Set problem. Arrange every line of the items below as a Markdown table with two columns, "Row" for the row number and "Line" for the line itself, omitting any blank lines.

Listed records.
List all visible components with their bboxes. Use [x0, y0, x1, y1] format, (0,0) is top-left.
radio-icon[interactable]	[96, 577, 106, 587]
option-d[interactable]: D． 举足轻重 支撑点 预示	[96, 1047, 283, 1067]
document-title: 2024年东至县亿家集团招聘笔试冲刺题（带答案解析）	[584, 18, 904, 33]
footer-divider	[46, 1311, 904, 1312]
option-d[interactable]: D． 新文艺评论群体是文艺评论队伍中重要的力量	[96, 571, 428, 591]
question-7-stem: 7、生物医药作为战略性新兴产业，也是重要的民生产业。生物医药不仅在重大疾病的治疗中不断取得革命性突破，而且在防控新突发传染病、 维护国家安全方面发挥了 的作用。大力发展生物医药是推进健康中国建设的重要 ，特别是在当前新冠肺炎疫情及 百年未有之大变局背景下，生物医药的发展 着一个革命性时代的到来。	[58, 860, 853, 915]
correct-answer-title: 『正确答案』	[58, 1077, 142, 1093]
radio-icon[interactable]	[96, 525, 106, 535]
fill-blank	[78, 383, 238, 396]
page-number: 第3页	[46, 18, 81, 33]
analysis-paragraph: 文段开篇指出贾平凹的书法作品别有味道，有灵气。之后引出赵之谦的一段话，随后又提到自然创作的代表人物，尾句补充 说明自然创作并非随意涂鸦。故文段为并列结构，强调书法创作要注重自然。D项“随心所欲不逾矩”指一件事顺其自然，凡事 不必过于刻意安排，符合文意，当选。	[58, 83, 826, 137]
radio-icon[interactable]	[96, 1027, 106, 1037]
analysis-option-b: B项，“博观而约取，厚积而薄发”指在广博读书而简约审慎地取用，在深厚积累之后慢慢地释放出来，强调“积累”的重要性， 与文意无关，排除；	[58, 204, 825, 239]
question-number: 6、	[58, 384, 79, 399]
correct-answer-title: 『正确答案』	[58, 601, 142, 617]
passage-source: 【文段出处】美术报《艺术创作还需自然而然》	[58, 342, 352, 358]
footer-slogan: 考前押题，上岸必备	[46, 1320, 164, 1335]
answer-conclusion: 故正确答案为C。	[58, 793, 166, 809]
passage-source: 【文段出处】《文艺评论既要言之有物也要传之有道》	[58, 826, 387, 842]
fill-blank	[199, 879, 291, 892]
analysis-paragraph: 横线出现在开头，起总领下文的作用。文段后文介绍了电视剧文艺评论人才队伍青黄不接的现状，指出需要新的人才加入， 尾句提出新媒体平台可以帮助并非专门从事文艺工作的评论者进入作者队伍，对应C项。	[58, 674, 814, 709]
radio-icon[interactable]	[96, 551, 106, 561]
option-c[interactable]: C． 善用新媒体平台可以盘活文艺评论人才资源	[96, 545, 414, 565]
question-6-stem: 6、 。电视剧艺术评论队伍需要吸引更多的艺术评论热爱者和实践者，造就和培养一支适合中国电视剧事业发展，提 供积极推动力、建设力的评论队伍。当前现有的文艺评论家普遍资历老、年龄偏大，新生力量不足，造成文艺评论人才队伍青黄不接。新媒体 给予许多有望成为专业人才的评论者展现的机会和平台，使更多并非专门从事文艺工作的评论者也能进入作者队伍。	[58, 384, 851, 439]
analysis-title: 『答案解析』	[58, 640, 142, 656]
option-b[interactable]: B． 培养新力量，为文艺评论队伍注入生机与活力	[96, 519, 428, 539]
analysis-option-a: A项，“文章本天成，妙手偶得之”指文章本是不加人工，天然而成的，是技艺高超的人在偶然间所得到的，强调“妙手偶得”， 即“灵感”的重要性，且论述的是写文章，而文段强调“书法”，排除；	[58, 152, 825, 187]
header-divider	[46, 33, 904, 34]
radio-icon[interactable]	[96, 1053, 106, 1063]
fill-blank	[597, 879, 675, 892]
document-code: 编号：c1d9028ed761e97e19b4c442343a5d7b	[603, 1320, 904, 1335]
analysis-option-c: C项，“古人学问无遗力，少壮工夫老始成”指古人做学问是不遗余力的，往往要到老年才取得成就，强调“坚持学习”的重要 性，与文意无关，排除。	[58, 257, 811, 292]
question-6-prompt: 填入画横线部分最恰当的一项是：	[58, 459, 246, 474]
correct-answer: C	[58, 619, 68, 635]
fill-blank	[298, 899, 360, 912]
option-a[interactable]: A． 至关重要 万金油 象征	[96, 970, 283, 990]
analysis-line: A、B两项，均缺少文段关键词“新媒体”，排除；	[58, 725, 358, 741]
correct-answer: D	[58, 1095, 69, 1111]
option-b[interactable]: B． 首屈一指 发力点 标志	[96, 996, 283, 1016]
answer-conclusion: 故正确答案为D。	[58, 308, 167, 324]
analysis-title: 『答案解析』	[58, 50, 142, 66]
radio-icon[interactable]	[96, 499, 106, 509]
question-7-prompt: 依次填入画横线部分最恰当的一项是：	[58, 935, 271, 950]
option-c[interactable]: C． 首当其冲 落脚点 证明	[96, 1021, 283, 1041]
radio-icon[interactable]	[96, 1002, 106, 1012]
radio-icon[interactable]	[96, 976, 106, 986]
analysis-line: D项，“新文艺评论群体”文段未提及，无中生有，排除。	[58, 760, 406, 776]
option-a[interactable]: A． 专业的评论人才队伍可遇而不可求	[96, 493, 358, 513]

Finished answer.
| Row | Line |
|---|---|
| 1 | List all visible components with their bboxes. Use [x0, y0, x1, y1] format, (0,0) is top-left. |
| 2 | radio-icon[interactable]	[96, 577, 106, 587] |
| 3 | option-d[interactable]: D． 举足轻重 支撑点 预示	[96, 1047, 283, 1067] |
| 4 | document-title: 2024年东至县亿家集团招聘笔试冲刺题（带答案解析）	[584, 18, 904, 33] |
| 5 | footer-divider	[46, 1311, 904, 1312] |
| 6 | option-d[interactable]: D． 新文艺评论群体是文艺评论队伍中重要的力量	[96, 571, 428, 591] |
| 7 | question-7-stem: 7、生物医药作为战略性新兴产业，也是重要的民生产业。生物医药不仅在重大疾病的治疗中不断取得革命性突破，而且在防控新突发传染病、 维护国家安全方面发挥了 的作用。大力发展生物医药是推进健康中国建设的重要 ，特别是在当前新冠肺炎疫情及 百年未有之大变局背景下，生物医药的发展 着一个革命性时代的到来。	[58, 860, 853, 915] |
| 8 | correct-answer-title: 『正确答案』	[58, 1077, 142, 1093] |
| 9 | radio-icon[interactable]	[96, 525, 106, 535] |
| 10 | fill-blank	[78, 383, 238, 396] |
| 11 | page-number: 第3页	[46, 18, 81, 33] |
| 12 | analysis-paragraph: 文段开篇指出贾平凹的书法作品别有味道，有灵气。之后引出赵之谦的一段话，随后又提到自然创作的代表人物，尾句补充 说明自然创作并非随意涂鸦。故文段为并列结构，强调书法创作要注重自然。D项“随心所欲不逾矩”指一件事顺其自然，凡事 不必过于刻意安排，符合文意，当选。	[58, 83, 826, 137] |
| 13 | radio-icon[interactable]	[96, 1027, 106, 1037] |
| 14 | analysis-option-b: B项，“博观而约取，厚积而薄发”指在广博读书而简约审慎地取用，在深厚积累之后慢慢地释放出来，强调“积累”的重要性， 与文意无关，排除；	[58, 204, 825, 239] |
| 15 | question-number: 6、	[58, 384, 79, 399] |
| 16 | correct-answer-title: 『正确答案』	[58, 601, 142, 617] |
| 17 | passage-source: 【文段出处】美术报《艺术创作还需自然而然》	[58, 342, 352, 358] |
| 18 | footer-slogan: 考前押题，上岸必备	[46, 1320, 164, 1335] |
| 19 | answer-conclusion: 故正确答案为C。	[58, 793, 166, 809] |
| 20 | passage-source: 【文段出处】《文艺评论既要言之有物也要传之有道》	[58, 826, 387, 842] |
| 21 | fill-blank	[199, 879, 291, 892] |
| 22 | analysis-paragraph: 横线出现在开头，起总领下文的作用。文段后文介绍了电视剧文艺评论人才队伍青黄不接的现状，指出需要新的人才加入， 尾句提出新媒体平台可以帮助并非专门从事文艺工作的评论者进入作者队伍，对应C项。	[58, 674, 814, 709] |
| 23 | radio-icon[interactable]	[96, 551, 106, 561] |
| 24 | option-c[interactable]: C． 善用新媒体平台可以盘活文艺评论人才资源	[96, 545, 414, 565] |
| 25 | question-6-stem: 6、 。电视剧艺术评论队伍需要吸引更多的艺术评论热爱者和实践者，造就和培养一支适合中国电视剧事业发展，提 供积极推动力、建设力的评论队伍。当前现有的文艺评论家普遍资历老、年龄偏大，新生力量不足，造成文艺评论人才队伍青黄不接。新媒体 给予许多有望成为专业人才的评论者展现的机会和平台，使更多并非专门从事文艺工作的评论者也能进入作者队伍。	[58, 384, 851, 439] |
| 26 | analysis-title: 『答案解析』	[58, 640, 142, 656] |
| 27 | option-b[interactable]: B． 培养新力量，为文艺评论队伍注入生机与活力	[96, 519, 428, 539] |
| 28 | analysis-option-a: A项，“文章本天成，妙手偶得之”指文章本是不加人工，天然而成的，是技艺高超的人在偶然间所得到的，强调“妙手偶得”， 即“灵感”的重要性，且论述的是写文章，而文段强调“书法”，排除；	[58, 152, 825, 187] |
| 29 | header-divider	[46, 33, 904, 34] |
| 30 | radio-icon[interactable]	[96, 1053, 106, 1063] |
| 31 | fill-blank	[597, 879, 675, 892] |
| 32 | document-code: 编号：c1d9028ed761e97e19b4c442343a5d7b	[603, 1320, 904, 1335] |
| 33 | analysis-option-c: C项，“古人学问无遗力，少壮工夫老始成”指古人做学问是不遗余力的，往往要到老年才取得成就，强调“坚持学习”的重要 性，与文意无关，排除。	[58, 257, 811, 292] |
| 34 | question-6-prompt: 填入画横线部分最恰当的一项是：	[58, 459, 246, 474] |
| 35 | correct-answer: C	[58, 619, 68, 635] |
| 36 | fill-blank	[298, 899, 360, 912] |
| 37 | option-a[interactable]: A． 至关重要 万金油 象征	[96, 970, 283, 990] |
| 38 | analysis-line: A、B两项，均缺少文段关键词“新媒体”，排除；	[58, 725, 358, 741] |
| 39 | correct-answer: D	[58, 1095, 69, 1111] |
| 40 | option-b[interactable]: B． 首屈一指 发力点 标志	[96, 996, 283, 1016] |
| 41 | answer-conclusion: 故正确答案为D。	[58, 308, 167, 324] |
| 42 | analysis-title: 『答案解析』	[58, 50, 142, 66] |
| 43 | radio-icon[interactable]	[96, 499, 106, 509] |
| 44 | question-7-prompt: 依次填入画横线部分最恰当的一项是：	[58, 935, 271, 950] |
| 45 | option-c[interactable]: C． 首当其冲 落脚点 证明	[96, 1021, 283, 1041] |
| 46 | radio-icon[interactable]	[96, 1002, 106, 1012] |
| 47 | radio-icon[interactable]	[96, 976, 106, 986] |
| 48 | analysis-line: D项，“新文艺评论群体”文段未提及，无中生有，排除。	[58, 760, 406, 776] |
| 49 | option-a[interactable]: A． 专业的评论人才队伍可遇而不可求	[96, 493, 358, 513] |